= WRITTEN EXERCISE =
From the listing below, tally the lines that include "icon". Return only the total.

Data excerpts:
--- --- ---
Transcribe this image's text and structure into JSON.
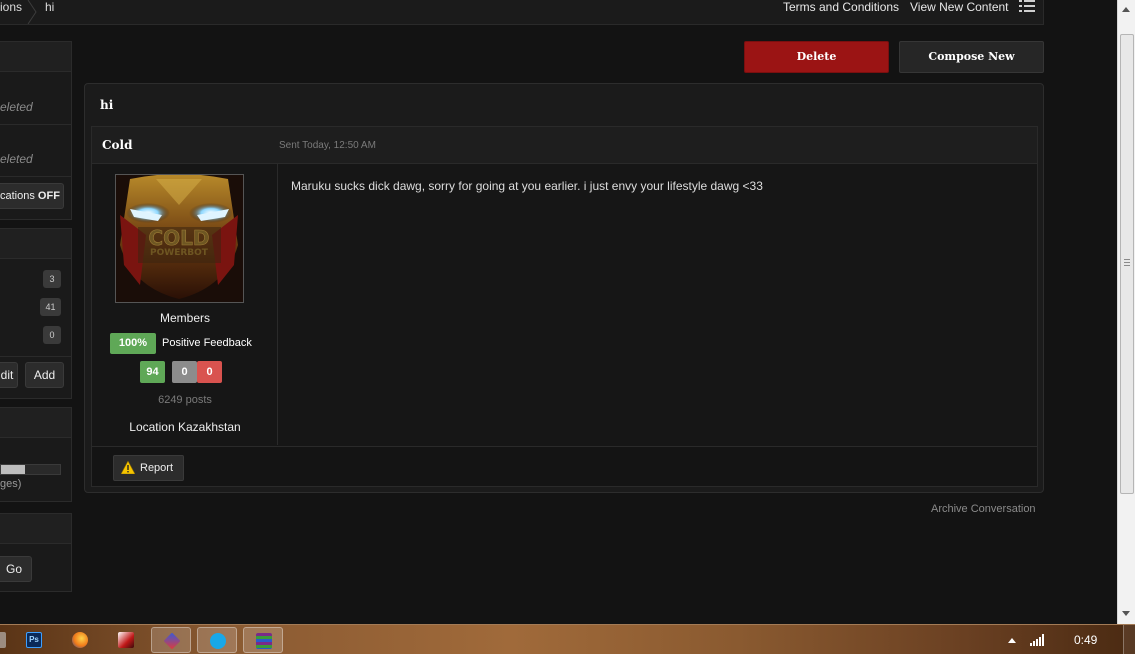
{
  "breadcrumb": {
    "parent": "ions",
    "current": "hi"
  },
  "top_links": {
    "terms": "Terms and Conditions",
    "view_new": "View New Content",
    "menu_icon": "list-icon"
  },
  "sidebar": {
    "deleted_1": "eleted",
    "deleted_2": "eleted",
    "notifications_prefix": "cations ",
    "notifications_state": "OFF",
    "counts": [
      "3",
      "41",
      "0"
    ],
    "edit_label": "dit",
    "add_label": "Add",
    "storage_text": "ges)",
    "storage_fraction": 0.4,
    "go_label": "Go"
  },
  "actions": {
    "delete": "Delete",
    "compose": "Compose New"
  },
  "conversation": {
    "title": "hi",
    "author": "Cold",
    "sent": "Sent Today, 12:50 AM",
    "avatar_text_1": "COLD",
    "avatar_text_2": "POWERBOT",
    "group": "Members",
    "feedback_percent": "100%",
    "feedback_label": "Positive Feedback",
    "rep_positive": "94",
    "rep_neutral": "0",
    "rep_negative": "0",
    "posts": "6249 posts",
    "location": "Location Kazakhstan",
    "message": "Maruku sucks dick dawg, sorry for going at you earlier. i just envy your lifestyle dawg <33",
    "report_label": "Report"
  },
  "archive_label": "Archive Conversation",
  "taskbar": {
    "time": "0:49",
    "photoshop_glyph": "Ps",
    "apps": [
      "windows-orb-icon",
      "photoshop-icon",
      "firefox-icon",
      "game-icon",
      "paint-icon",
      "skype-icon",
      "archive-icon"
    ]
  },
  "colors": {
    "delete_red": "#9b1414",
    "positive_green": "#5fa857",
    "negative_red": "#d9534f",
    "background": "#131313"
  }
}
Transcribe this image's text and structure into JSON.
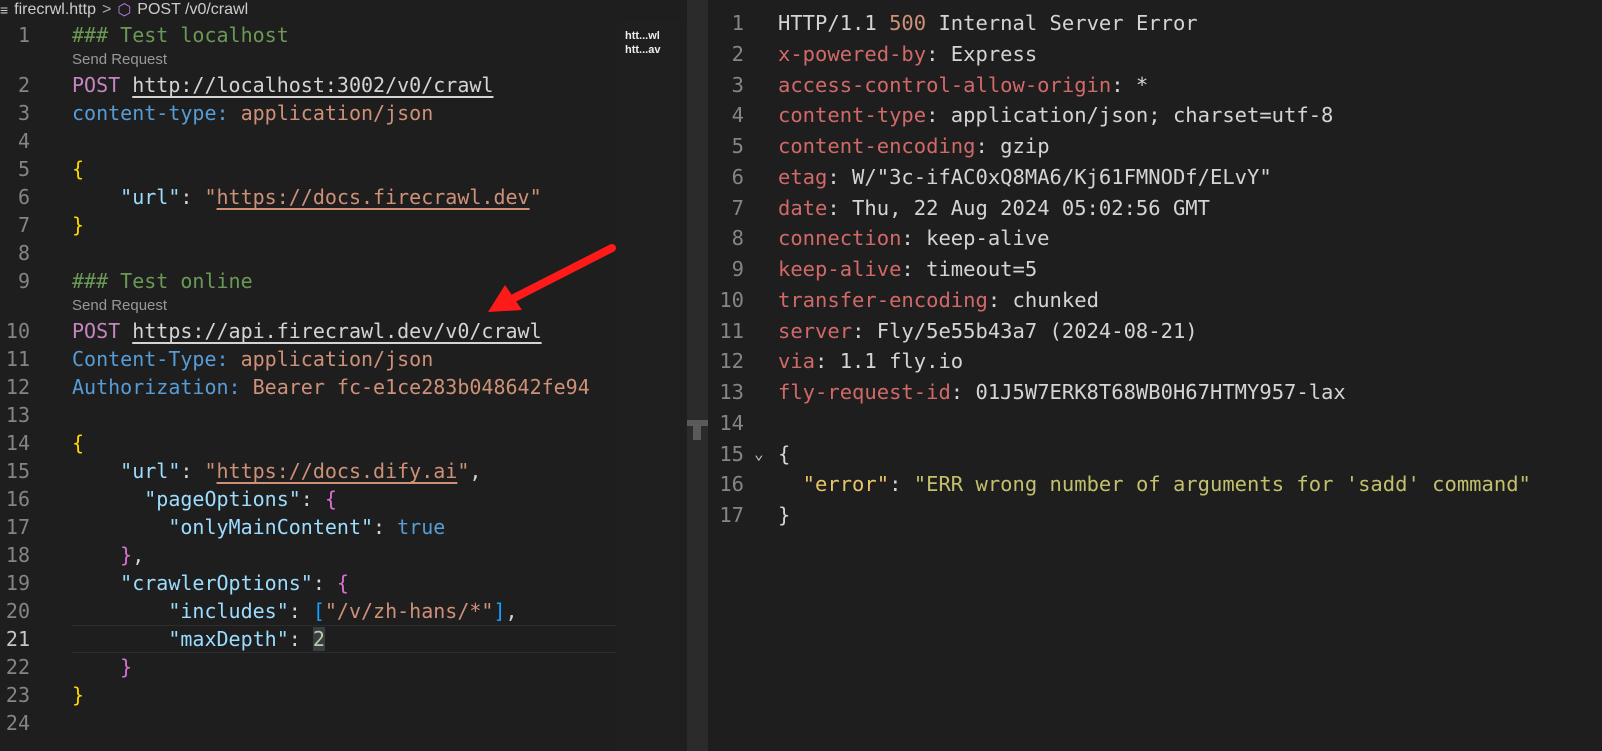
--- --- ---
= SOLUTION TO THE EXERCISE =
8